> _Your objective_
Provide an exact copy of the data, excluding the images.

> _Recorded data_
⁂

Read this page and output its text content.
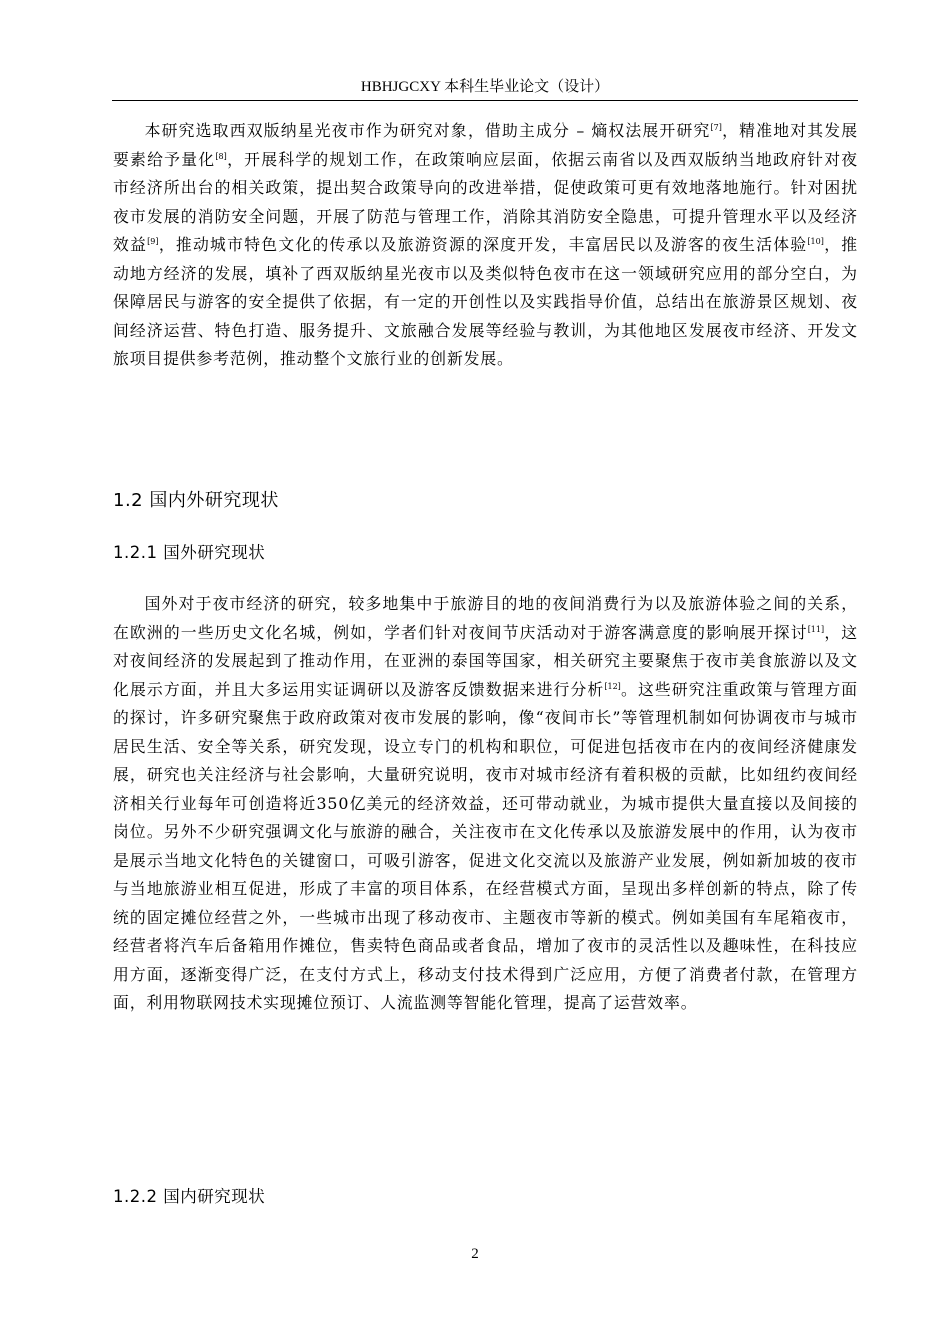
HBHJGCXY 本科生毕业论文（设计）

本研究选取西双版纳星光夜市作为研究对象，借助主成分 – 熵权法展开研究[7]，精准地对其发展要素给予量化[8]，开展科学的规划工作，在政策响应层面，依据云南省以及西双版纳当地政府针对夜市经济所出台的相关政策，提出契合政策导向的改进举措，促使政策可更有效地落地施行。针对困扰夜市发展的消防安全问题，开展了防范与管理工作，消除其消防安全隐患，可提升管理水平以及经济效益[9]，推动城市特色文化的传承以及旅游资源的深度开发，丰富居民以及游客的夜生活体验[10]，推动地方经济的发展，填补了西双版纳星光夜市以及类似特色夜市在这一领域研究应用的部分空白，为保障居民与游客的安全提供了依据，有一定的开创性以及实践指导价值，总结出在旅游景区规划、夜间经济运营、特色打造、服务提升、文旅融合发展等经验与教训，为其他地区发展夜市经济、开发文旅项目提供参考范例，推动整个文旅行业的创新发展。

1.2 国内外研究现状
1.2.1 国外研究现状

国外对于夜市经济的研究，较多地集中于旅游目的地的夜间消费行为以及旅游体验之间的关系，在欧洲的一些历史文化名城，例如，学者们针对夜间节庆活动对于游客满意度的影响展开探讨[11]，这对夜间经济的发展起到了推动作用，在亚洲的泰国等国家，相关研究主要聚焦于夜市美食旅游以及文化展示方面，并且大多运用实证调研以及游客反馈数据来进行分析[12]。这些研究注重政策与管理方面的探讨，许多研究聚焦于政府政策对夜市发展的影响，像“夜间市长”等管理机制如何协调夜市与城市居民生活、安全等关系，研究发现，设立专门的机构和职位，可促进包括夜市在内的夜间经济健康发展，研究也关注经济与社会影响，大量研究说明，夜市对城市经济有着积极的贡献，比如纽约夜间经济相关行业每年可创造将近350亿美元的经济效益，还可带动就业，为城市提供大量直接以及间接的岗位。另外不少研究强调文化与旅游的融合，关注夜市在文化传承以及旅游发展中的作用，认为夜市是展示当地文化特色的关键窗口，可吸引游客，促进文化交流以及旅游产业发展，例如新加坡的夜市与当地旅游业相互促进，形成了丰富的项目体系，在经营模式方面，呈现出多样创新的特点，除了传统的固定摊位经营之外，一些城市出现了移动夜市、主题夜市等新的模式。例如美国有车尾箱夜市，经营者将汽车后备箱用作摊位，售卖特色商品或者食品，增加了夜市的灵活性以及趣味性，在科技应用方面，逐渐变得广泛，在支付方式上，移动支付技术得到广泛应用，方便了消费者付款，在管理方面，利用物联网技术实现摊位预订、人流监测等智能化管理，提高了运营效率。

1.2.2 国内研究现状
2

⁂

> _Response to the task_
Read this page and output its text content.
HBHJGCXY 本科生毕业论文（设计）

本研究选取西双版纳星光夜市作为研究对象，借助主成分 – 熵权法展开研究[7]，精准地对其发展要素给予量化[8]，开展科学的规划工作，在政策响应层面，依据云南省以及西双版纳当地政府针对夜市经济所出台的相关政策，提出契合政策导向的改进举措，促使政策可更有效地落地施行。针对困扰夜市发展的消防安全问题，开展了防范与管理工作，消除其消防安全隐患，可提升管理水平以及经济效益[9]，推动城市特色文化的传承以及旅游资源的深度开发，丰富居民以及游客的夜生活体验[10]，推动地方经济的发展，填补了西双版纳星光夜市以及类似特色夜市在这一领域研究应用的部分空白，为保障居民与游客的安全提供了依据，有一定的开创性以及实践指导价值，总结出在旅游景区规划、夜间经济运营、特色打造、服务提升、文旅融合发展等经验与教训，为其他地区发展夜市经济、开发文旅项目提供参考范例，推动整个文旅行业的创新发展。

1.2 国内外研究现状
1.2.1 国外研究现状

国外对于夜市经济的研究，较多地集中于旅游目的地的夜间消费行为以及旅游体验之间的关系，在欧洲的一些历史文化名城，例如，学者们针对夜间节庆活动对于游客满意度的影响展开探讨[11]，这对夜间经济的发展起到了推动作用，在亚洲的泰国等国家，相关研究主要聚焦于夜市美食旅游以及文化展示方面，并且大多运用实证调研以及游客反馈数据来进行分析[12]。这些研究注重政策与管理方面的探讨，许多研究聚焦于政府政策对夜市发展的影响，像“夜间市长”等管理机制如何协调夜市与城市居民生活、安全等关系，研究发现，设立专门的机构和职位，可促进包括夜市在内的夜间经济健康发展，研究也关注经济与社会影响，大量研究说明，夜市对城市经济有着积极的贡献，比如纽约夜间经济相关行业每年可创造将近350亿美元的经济效益，还可带动就业，为城市提供大量直接以及间接的岗位。另外不少研究强调文化与旅游的融合，关注夜市在文化传承以及旅游发展中的作用，认为夜市是展示当地文化特色的关键窗口，可吸引游客，促进文化交流以及旅游产业发展，例如新加坡的夜市与当地旅游业相互促进，形成了丰富的项目体系，在经营模式方面，呈现出多样创新的特点，除了传统的固定摊位经营之外，一些城市出现了移动夜市、主题夜市等新的模式。例如美国有车尾箱夜市，经营者将汽车后备箱用作摊位，售卖特色商品或者食品，增加了夜市的灵活性以及趣味性，在科技应用方面，逐渐变得广泛，在支付方式上，移动支付技术得到广泛应用，方便了消费者付款，在管理方面，利用物联网技术实现摊位预订、人流监测等智能化管理，提高了运营效率。

1.2.2 国内研究现状
2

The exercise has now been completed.